• PROBLEM
Repeat every line below exactly as it reads.

(Figure contents as structured data)

——

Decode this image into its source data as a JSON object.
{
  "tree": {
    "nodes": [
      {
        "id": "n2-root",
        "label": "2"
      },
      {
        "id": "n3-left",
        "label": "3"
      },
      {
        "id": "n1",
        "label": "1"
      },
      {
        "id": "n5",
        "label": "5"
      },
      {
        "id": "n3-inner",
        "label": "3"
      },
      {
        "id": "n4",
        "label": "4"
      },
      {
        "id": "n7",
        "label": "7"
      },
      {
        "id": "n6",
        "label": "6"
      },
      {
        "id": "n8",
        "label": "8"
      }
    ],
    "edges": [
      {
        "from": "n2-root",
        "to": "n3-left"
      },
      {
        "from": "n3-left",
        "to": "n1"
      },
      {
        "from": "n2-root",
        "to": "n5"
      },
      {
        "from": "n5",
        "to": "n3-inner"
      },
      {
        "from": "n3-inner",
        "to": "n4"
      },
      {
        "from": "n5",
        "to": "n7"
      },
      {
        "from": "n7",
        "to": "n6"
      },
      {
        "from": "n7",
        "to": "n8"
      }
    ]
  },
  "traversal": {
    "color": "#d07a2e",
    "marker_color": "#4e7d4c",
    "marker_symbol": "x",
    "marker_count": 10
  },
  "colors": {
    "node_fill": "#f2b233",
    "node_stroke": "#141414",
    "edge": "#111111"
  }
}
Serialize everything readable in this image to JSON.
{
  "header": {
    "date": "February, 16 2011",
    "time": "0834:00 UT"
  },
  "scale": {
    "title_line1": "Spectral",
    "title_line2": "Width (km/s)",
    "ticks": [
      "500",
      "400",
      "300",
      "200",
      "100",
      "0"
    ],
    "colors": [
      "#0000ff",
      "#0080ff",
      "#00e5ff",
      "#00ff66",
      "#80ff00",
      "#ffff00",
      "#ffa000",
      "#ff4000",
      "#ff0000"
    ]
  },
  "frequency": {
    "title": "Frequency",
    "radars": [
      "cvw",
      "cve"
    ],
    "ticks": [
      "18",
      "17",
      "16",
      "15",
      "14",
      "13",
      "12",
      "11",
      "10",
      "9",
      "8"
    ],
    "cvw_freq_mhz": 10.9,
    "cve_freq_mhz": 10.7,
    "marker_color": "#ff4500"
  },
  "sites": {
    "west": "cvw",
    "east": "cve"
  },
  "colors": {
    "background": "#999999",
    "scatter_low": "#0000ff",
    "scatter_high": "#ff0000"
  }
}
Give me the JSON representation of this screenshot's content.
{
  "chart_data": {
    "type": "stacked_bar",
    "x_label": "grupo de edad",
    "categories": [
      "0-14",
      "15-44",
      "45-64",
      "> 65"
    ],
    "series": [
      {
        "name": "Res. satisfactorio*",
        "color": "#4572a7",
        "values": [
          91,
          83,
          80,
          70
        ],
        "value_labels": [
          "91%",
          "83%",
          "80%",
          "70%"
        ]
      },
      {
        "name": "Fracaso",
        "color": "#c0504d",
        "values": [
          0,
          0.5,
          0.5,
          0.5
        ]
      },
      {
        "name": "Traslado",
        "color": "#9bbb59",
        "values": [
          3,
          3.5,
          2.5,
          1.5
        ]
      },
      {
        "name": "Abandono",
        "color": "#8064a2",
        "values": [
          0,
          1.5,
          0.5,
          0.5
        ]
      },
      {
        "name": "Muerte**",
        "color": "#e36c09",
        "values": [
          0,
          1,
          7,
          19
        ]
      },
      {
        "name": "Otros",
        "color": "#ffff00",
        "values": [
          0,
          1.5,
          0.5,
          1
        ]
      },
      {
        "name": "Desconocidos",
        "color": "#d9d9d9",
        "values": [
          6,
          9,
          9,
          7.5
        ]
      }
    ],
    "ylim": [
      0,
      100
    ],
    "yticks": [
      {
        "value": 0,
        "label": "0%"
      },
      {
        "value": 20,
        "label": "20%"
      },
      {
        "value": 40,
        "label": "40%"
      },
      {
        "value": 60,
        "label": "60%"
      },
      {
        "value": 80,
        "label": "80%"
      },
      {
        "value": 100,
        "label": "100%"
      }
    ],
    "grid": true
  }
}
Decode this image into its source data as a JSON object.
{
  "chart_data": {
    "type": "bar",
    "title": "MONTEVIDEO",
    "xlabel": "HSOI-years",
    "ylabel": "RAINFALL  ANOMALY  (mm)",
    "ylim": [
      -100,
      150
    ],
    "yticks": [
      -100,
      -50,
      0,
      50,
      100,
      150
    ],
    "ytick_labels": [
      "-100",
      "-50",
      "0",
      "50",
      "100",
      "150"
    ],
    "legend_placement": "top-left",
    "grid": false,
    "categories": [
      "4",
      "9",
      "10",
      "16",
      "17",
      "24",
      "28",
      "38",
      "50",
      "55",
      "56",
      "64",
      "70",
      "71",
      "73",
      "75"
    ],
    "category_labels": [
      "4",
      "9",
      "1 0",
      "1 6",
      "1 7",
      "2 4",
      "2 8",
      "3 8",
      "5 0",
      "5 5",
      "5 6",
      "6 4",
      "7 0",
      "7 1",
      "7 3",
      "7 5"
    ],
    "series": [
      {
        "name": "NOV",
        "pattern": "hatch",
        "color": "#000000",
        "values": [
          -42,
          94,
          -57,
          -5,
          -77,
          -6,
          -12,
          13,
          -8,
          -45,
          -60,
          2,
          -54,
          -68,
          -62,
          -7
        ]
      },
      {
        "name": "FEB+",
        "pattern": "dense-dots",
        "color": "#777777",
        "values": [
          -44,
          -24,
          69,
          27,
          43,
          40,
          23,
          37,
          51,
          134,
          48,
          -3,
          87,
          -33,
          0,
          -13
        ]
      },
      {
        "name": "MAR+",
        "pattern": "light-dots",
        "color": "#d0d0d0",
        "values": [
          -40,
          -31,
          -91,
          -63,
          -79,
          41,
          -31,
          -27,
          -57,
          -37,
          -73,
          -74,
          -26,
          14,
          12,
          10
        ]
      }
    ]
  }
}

——

• ANSWER TO THIS EXERCISE
Decode this image into its source data as a JSON object.
{
  "tree": {
    "nodes": [
      {
        "id": "n2-root",
        "label": "2"
      },
      {
        "id": "n3-left",
        "label": "3"
      },
      {
        "id": "n1",
        "label": "1"
      },
      {
        "id": "n5",
        "label": "5"
      },
      {
        "id": "n3-inner",
        "label": "3"
      },
      {
        "id": "n4",
        "label": "4"
      },
      {
        "id": "n7",
        "label": "7"
      },
      {
        "id": "n6",
        "label": "6"
      },
      {
        "id": "n8",
        "label": "8"
      }
    ],
    "edges": [
      {
        "from": "n2-root",
        "to": "n3-left"
      },
      {
        "from": "n3-left",
        "to": "n1"
      },
      {
        "from": "n2-root",
        "to": "n5"
      },
      {
        "from": "n5",
        "to": "n3-inner"
      },
      {
        "from": "n3-inner",
        "to": "n4"
      },
      {
        "from": "n5",
        "to": "n7"
      },
      {
        "from": "n7",
        "to": "n6"
      },
      {
        "from": "n7",
        "to": "n8"
      }
    ]
  },
  "traversal": {
    "color": "#d07a2e",
    "marker_color": "#4e7d4c",
    "marker_symbol": "x",
    "marker_count": 10
  },
  "colors": {
    "node_fill": "#f2b233",
    "node_stroke": "#141414",
    "edge": "#111111"
  }
}
Serialize everything readable in this image to JSON.
{
  "header": {
    "date": "February, 16 2011",
    "time": "0834:00 UT"
  },
  "scale": {
    "title_line1": "Spectral",
    "title_line2": "Width (km/s)",
    "ticks": [
      "500",
      "400",
      "300",
      "200",
      "100",
      "0"
    ],
    "colors": [
      "#0000ff",
      "#0080ff",
      "#00e5ff",
      "#00ff66",
      "#80ff00",
      "#ffff00",
      "#ffa000",
      "#ff4000",
      "#ff0000"
    ]
  },
  "frequency": {
    "title": "Frequency",
    "radars": [
      "cvw",
      "cve"
    ],
    "ticks": [
      "18",
      "17",
      "16",
      "15",
      "14",
      "13",
      "12",
      "11",
      "10",
      "9",
      "8"
    ],
    "cvw_freq_mhz": 10.9,
    "cve_freq_mhz": 10.7,
    "marker_color": "#ff4500"
  },
  "sites": {
    "west": "cvw",
    "east": "cve"
  },
  "colors": {
    "background": "#999999",
    "scatter_low": "#0000ff",
    "scatter_high": "#ff0000"
  }
}
Give me the JSON representation of this screenshot's content.
{
  "chart_data": {
    "type": "stacked_bar",
    "x_label": "grupo de edad",
    "categories": [
      "0-14",
      "15-44",
      "45-64",
      "> 65"
    ],
    "series": [
      {
        "name": "Res. satisfactorio*",
        "color": "#4572a7",
        "values": [
          91,
          83,
          80,
          70
        ],
        "value_labels": [
          "91%",
          "83%",
          "80%",
          "70%"
        ]
      },
      {
        "name": "Fracaso",
        "color": "#c0504d",
        "values": [
          0,
          0.5,
          0.5,
          0.5
        ]
      },
      {
        "name": "Traslado",
        "color": "#9bbb59",
        "values": [
          3,
          3.5,
          2.5,
          1.5
        ]
      },
      {
        "name": "Abandono",
        "color": "#8064a2",
        "values": [
          0,
          1.5,
          0.5,
          0.5
        ]
      },
      {
        "name": "Muerte**",
        "color": "#e36c09",
        "values": [
          0,
          1,
          7,
          19
        ]
      },
      {
        "name": "Otros",
        "color": "#ffff00",
        "values": [
          0,
          1.5,
          0.5,
          1
        ]
      },
      {
        "name": "Desconocidos",
        "color": "#d9d9d9",
        "values": [
          6,
          9,
          9,
          7.5
        ]
      }
    ],
    "ylim": [
      0,
      100
    ],
    "yticks": [
      {
        "value": 0,
        "label": "0%"
      },
      {
        "value": 20,
        "label": "20%"
      },
      {
        "value": 40,
        "label": "40%"
      },
      {
        "value": 60,
        "label": "60%"
      },
      {
        "value": 80,
        "label": "80%"
      },
      {
        "value": 100,
        "label": "100%"
      }
    ],
    "grid": true
  }
}
Decode this image into its source data as a JSON object.
{
  "chart_data": {
    "type": "bar",
    "title": "MONTEVIDEO",
    "xlabel": "HSOI-years",
    "ylabel": "RAINFALL  ANOMALY  (mm)",
    "ylim": [
      -100,
      150
    ],
    "yticks": [
      -100,
      -50,
      0,
      50,
      100,
      150
    ],
    "ytick_labels": [
      "-100",
      "-50",
      "0",
      "50",
      "100",
      "150"
    ],
    "legend_placement": "top-left",
    "grid": false,
    "categories": [
      "4",
      "9",
      "10",
      "16",
      "17",
      "24",
      "28",
      "38",
      "50",
      "55",
      "56",
      "64",
      "70",
      "71",
      "73",
      "75"
    ],
    "category_labels": [
      "4",
      "9",
      "1 0",
      "1 6",
      "1 7",
      "2 4",
      "2 8",
      "3 8",
      "5 0",
      "5 5",
      "5 6",
      "6 4",
      "7 0",
      "7 1",
      "7 3",
      "7 5"
    ],
    "series": [
      {
        "name": "NOV",
        "pattern": "hatch",
        "color": "#000000",
        "values": [
          -42,
          94,
          -57,
          -5,
          -77,
          -6,
          -12,
          13,
          -8,
          -45,
          -60,
          2,
          -54,
          -68,
          -62,
          -7
        ]
      },
      {
        "name": "FEB+",
        "pattern": "dense-dots",
        "color": "#777777",
        "values": [
          -44,
          -24,
          69,
          27,
          43,
          40,
          23,
          37,
          51,
          134,
          48,
          -3,
          87,
          -33,
          0,
          -13
        ]
      },
      {
        "name": "MAR+",
        "pattern": "light-dots",
        "color": "#d0d0d0",
        "values": [
          -40,
          -31,
          -91,
          -63,
          -79,
          41,
          -31,
          -27,
          -57,
          -37,
          -73,
          -74,
          -26,
          14,
          12,
          10
        ]
      }
    ]
  }
}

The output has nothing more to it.